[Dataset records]
++++

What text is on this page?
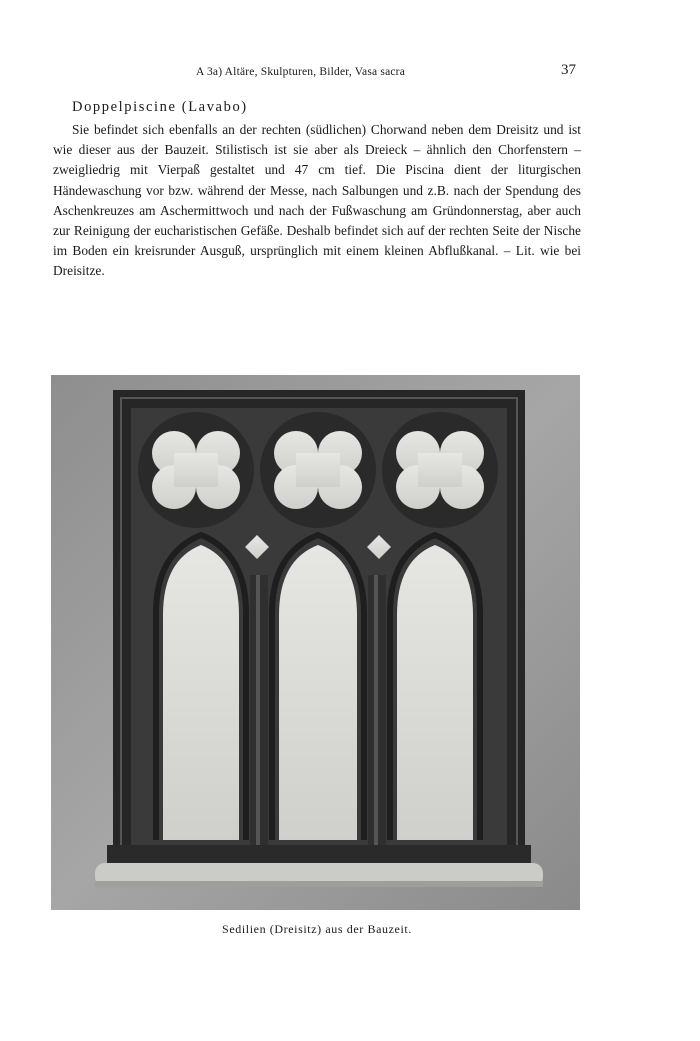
A 3a) Altäre, Skulpturen, Bilder, Vasa sacra	37
Doppelpiscine (Lavabo)

Sie befindet sich ebenfalls an der rechten (südlichen) Chorwand neben dem Dreisitz und ist wie dieser aus der Bauzeit. Stilistisch ist sie aber als Dreieck – ähnlich den Chorfenstern – zweigliedrig mit Vierpaß gestaltet und 47 cm tief. Die Piscina dient der liturgischen Händewaschung vor bzw. während der Messe, nach Salbungen und z.B. nach der Spendung des Aschenkreuzes am Aschermittwoch und nach der Fußwaschung am Gründonnerstag, aber auch zur Reinigung der eucharistischen Gefäße. Deshalb befindet sich auf der rechten Seite der Nische im Boden ein kreisrunder Ausguß, ursprünglich mit einem kleinen Abflußkanal. – Lit. wie bei Dreisitze.

Sedilien (Dreisitz) aus der Bauzeit.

++++

**PROBLEM TO WORK ON**
Among the lines of the records above, count those holding the string "Bauzeit", and report only the number.

**EXPECTED OUTPUT**
2